**Provided records:**
────────

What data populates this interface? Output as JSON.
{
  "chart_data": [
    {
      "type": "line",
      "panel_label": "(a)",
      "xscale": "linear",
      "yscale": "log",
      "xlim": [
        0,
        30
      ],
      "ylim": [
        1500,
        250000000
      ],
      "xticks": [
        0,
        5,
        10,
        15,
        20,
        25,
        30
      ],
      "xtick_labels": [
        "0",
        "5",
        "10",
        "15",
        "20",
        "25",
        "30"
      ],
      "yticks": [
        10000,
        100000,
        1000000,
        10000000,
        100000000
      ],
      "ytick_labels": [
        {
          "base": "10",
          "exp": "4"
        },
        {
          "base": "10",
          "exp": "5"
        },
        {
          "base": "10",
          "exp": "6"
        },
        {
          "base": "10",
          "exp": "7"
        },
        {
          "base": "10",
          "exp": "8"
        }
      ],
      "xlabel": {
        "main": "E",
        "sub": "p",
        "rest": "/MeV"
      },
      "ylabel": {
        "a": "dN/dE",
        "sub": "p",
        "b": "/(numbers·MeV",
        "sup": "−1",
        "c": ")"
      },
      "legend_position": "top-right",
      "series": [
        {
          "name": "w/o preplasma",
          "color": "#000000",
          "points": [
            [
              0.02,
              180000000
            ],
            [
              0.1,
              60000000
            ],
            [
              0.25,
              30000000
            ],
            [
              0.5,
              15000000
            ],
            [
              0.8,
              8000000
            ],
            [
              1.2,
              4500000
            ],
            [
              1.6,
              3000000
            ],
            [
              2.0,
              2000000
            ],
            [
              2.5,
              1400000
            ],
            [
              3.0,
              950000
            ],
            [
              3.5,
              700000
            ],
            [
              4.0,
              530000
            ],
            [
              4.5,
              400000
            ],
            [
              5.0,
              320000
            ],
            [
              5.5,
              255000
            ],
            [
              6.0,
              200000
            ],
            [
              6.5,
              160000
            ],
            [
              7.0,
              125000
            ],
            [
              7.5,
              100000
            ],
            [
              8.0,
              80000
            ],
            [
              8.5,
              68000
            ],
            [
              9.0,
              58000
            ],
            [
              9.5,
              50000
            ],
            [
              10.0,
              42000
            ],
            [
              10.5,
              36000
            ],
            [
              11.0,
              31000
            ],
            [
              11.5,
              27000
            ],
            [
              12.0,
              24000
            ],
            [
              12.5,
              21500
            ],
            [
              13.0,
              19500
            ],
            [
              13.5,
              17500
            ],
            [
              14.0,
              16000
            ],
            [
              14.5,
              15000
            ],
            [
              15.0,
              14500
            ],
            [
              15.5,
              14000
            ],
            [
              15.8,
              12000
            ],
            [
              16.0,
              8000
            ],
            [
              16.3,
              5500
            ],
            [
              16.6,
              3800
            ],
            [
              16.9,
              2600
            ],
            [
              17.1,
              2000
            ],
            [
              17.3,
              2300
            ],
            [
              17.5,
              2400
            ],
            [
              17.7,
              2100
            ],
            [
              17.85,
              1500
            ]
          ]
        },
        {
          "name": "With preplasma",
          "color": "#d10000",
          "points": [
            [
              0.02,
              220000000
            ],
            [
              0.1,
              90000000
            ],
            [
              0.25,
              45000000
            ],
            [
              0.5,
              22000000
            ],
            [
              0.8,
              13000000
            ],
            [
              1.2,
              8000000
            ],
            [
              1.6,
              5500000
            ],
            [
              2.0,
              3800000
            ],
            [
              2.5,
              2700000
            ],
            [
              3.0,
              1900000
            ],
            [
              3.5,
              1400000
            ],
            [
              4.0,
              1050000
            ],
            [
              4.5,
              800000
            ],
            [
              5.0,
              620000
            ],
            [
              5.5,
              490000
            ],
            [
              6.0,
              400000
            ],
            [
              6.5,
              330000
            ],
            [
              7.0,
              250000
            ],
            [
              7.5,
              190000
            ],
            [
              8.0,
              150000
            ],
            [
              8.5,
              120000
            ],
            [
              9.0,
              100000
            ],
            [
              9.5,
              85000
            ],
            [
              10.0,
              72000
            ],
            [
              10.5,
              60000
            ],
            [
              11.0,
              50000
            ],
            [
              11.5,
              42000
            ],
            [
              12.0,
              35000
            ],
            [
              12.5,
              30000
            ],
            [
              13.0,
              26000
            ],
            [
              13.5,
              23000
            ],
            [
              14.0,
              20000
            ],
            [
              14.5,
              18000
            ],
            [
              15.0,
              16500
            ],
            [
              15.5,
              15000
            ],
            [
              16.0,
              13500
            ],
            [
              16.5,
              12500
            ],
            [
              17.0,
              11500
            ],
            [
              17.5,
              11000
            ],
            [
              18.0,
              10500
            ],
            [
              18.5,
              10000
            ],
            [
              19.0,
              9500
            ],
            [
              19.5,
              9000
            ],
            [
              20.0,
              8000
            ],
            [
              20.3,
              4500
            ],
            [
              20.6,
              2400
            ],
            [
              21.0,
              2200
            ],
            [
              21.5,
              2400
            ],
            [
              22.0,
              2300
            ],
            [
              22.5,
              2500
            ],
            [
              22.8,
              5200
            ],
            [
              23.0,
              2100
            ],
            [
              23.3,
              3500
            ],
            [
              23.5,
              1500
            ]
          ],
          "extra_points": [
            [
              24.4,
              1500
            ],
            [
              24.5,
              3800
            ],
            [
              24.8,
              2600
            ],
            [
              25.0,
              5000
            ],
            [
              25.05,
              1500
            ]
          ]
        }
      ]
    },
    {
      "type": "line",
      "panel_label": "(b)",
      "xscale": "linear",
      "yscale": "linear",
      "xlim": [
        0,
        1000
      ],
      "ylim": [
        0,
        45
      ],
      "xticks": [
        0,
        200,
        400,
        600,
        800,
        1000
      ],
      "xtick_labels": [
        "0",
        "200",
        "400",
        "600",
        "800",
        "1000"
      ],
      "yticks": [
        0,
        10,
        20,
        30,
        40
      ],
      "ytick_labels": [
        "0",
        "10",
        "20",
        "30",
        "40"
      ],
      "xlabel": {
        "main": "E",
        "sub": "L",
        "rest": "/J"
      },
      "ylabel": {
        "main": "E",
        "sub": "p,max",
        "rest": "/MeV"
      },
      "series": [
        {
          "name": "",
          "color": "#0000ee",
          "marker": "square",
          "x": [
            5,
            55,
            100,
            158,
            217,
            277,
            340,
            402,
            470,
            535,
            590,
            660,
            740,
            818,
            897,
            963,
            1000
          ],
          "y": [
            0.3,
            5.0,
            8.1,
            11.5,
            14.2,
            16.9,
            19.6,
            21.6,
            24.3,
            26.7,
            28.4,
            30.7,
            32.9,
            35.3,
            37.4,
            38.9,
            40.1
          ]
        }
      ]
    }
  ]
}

────────

**Task:**
Copy out the material word for word and line for line.

**Worked solution:**
What data populates this interface? Output as JSON.
{
  "chart_data": [
    {
      "type": "line",
      "panel_label": "(a)",
      "xscale": "linear",
      "yscale": "log",
      "xlim": [
        0,
        30
      ],
      "ylim": [
        1500,
        250000000
      ],
      "xticks": [
        0,
        5,
        10,
        15,
        20,
        25,
        30
      ],
      "xtick_labels": [
        "0",
        "5",
        "10",
        "15",
        "20",
        "25",
        "30"
      ],
      "yticks": [
        10000,
        100000,
        1000000,
        10000000,
        100000000
      ],
      "ytick_labels": [
        {
          "base": "10",
          "exp": "4"
        },
        {
          "base": "10",
          "exp": "5"
        },
        {
          "base": "10",
          "exp": "6"
        },
        {
          "base": "10",
          "exp": "7"
        },
        {
          "base": "10",
          "exp": "8"
        }
      ],
      "xlabel": {
        "main": "E",
        "sub": "p",
        "rest": "/MeV"
      },
      "ylabel": {
        "a": "dN/dE",
        "sub": "p",
        "b": "/(numbers·MeV",
        "sup": "−1",
        "c": ")"
      },
      "legend_position": "top-right",
      "series": [
        {
          "name": "w/o preplasma",
          "color": "#000000",
          "points": [
            [
              0.02,
              180000000
            ],
            [
              0.1,
              60000000
            ],
            [
              0.25,
              30000000
            ],
            [
              0.5,
              15000000
            ],
            [
              0.8,
              8000000
            ],
            [
              1.2,
              4500000
            ],
            [
              1.6,
              3000000
            ],
            [
              2.0,
              2000000
            ],
            [
              2.5,
              1400000
            ],
            [
              3.0,
              950000
            ],
            [
              3.5,
              700000
            ],
            [
              4.0,
              530000
            ],
            [
              4.5,
              400000
            ],
            [
              5.0,
              320000
            ],
            [
              5.5,
              255000
            ],
            [
              6.0,
              200000
            ],
            [
              6.5,
              160000
            ],
            [
              7.0,
              125000
            ],
            [
              7.5,
              100000
            ],
            [
              8.0,
              80000
            ],
            [
              8.5,
              68000
            ],
            [
              9.0,
              58000
            ],
            [
              9.5,
              50000
            ],
            [
              10.0,
              42000
            ],
            [
              10.5,
              36000
            ],
            [
              11.0,
              31000
            ],
            [
              11.5,
              27000
            ],
            [
              12.0,
              24000
            ],
            [
              12.5,
              21500
            ],
            [
              13.0,
              19500
            ],
            [
              13.5,
              17500
            ],
            [
              14.0,
              16000
            ],
            [
              14.5,
              15000
            ],
            [
              15.0,
              14500
            ],
            [
              15.5,
              14000
            ],
            [
              15.8,
              12000
            ],
            [
              16.0,
              8000
            ],
            [
              16.3,
              5500
            ],
            [
              16.6,
              3800
            ],
            [
              16.9,
              2600
            ],
            [
              17.1,
              2000
            ],
            [
              17.3,
              2300
            ],
            [
              17.5,
              2400
            ],
            [
              17.7,
              2100
            ],
            [
              17.85,
              1500
            ]
          ]
        },
        {
          "name": "With preplasma",
          "color": "#d10000",
          "points": [
            [
              0.02,
              220000000
            ],
            [
              0.1,
              90000000
            ],
            [
              0.25,
              45000000
            ],
            [
              0.5,
              22000000
            ],
            [
              0.8,
              13000000
            ],
            [
              1.2,
              8000000
            ],
            [
              1.6,
              5500000
            ],
            [
              2.0,
              3800000
            ],
            [
              2.5,
              2700000
            ],
            [
              3.0,
              1900000
            ],
            [
              3.5,
              1400000
            ],
            [
              4.0,
              1050000
            ],
            [
              4.5,
              800000
            ],
            [
              5.0,
              620000
            ],
            [
              5.5,
              490000
            ],
            [
              6.0,
              400000
            ],
            [
              6.5,
              330000
            ],
            [
              7.0,
              250000
            ],
            [
              7.5,
              190000
            ],
            [
              8.0,
              150000
            ],
            [
              8.5,
              120000
            ],
            [
              9.0,
              100000
            ],
            [
              9.5,
              85000
            ],
            [
              10.0,
              72000
            ],
            [
              10.5,
              60000
            ],
            [
              11.0,
              50000
            ],
            [
              11.5,
              42000
            ],
            [
              12.0,
              35000
            ],
            [
              12.5,
              30000
            ],
            [
              13.0,
              26000
            ],
            [
              13.5,
              23000
            ],
            [
              14.0,
              20000
            ],
            [
              14.5,
              18000
            ],
            [
              15.0,
              16500
            ],
            [
              15.5,
              15000
            ],
            [
              16.0,
              13500
            ],
            [
              16.5,
              12500
            ],
            [
              17.0,
              11500
            ],
            [
              17.5,
              11000
            ],
            [
              18.0,
              10500
            ],
            [
              18.5,
              10000
            ],
            [
              19.0,
              9500
            ],
            [
              19.5,
              9000
            ],
            [
              20.0,
              8000
            ],
            [
              20.3,
              4500
            ],
            [
              20.6,
              2400
            ],
            [
              21.0,
              2200
            ],
            [
              21.5,
              2400
            ],
            [
              22.0,
              2300
            ],
            [
              22.5,
              2500
            ],
            [
              22.8,
              5200
            ],
            [
              23.0,
              2100
            ],
            [
              23.3,
              3500
            ],
            [
              23.5,
              1500
            ]
          ],
          "extra_points": [
            [
              24.4,
              1500
            ],
            [
              24.5,
              3800
            ],
            [
              24.8,
              2600
            ],
            [
              25.0,
              5000
            ],
            [
              25.05,
              1500
            ]
          ]
        }
      ]
    },
    {
      "type": "line",
      "panel_label": "(b)",
      "xscale": "linear",
      "yscale": "linear",
      "xlim": [
        0,
        1000
      ],
      "ylim": [
        0,
        45
      ],
      "xticks": [
        0,
        200,
        400,
        600,
        800,
        1000
      ],
      "xtick_labels": [
        "0",
        "200",
        "400",
        "600",
        "800",
        "1000"
      ],
      "yticks": [
        0,
        10,
        20,
        30,
        40
      ],
      "ytick_labels": [
        "0",
        "10",
        "20",
        "30",
        "40"
      ],
      "xlabel": {
        "main": "E",
        "sub": "L",
        "rest": "/J"
      },
      "ylabel": {
        "main": "E",
        "sub": "p,max",
        "rest": "/MeV"
      },
      "series": [
        {
          "name": "",
          "color": "#0000ee",
          "marker": "square",
          "x": [
            5,
            55,
            100,
            158,
            217,
            277,
            340,
            402,
            470,
            535,
            590,
            660,
            740,
            818,
            897,
            963,
            1000
          ],
          "y": [
            0.3,
            5.0,
            8.1,
            11.5,
            14.2,
            16.9,
            19.6,
            21.6,
            24.3,
            26.7,
            28.4,
            30.7,
            32.9,
            35.3,
            37.4,
            38.9,
            40.1
          ]
        }
      ]
    }
  ]
}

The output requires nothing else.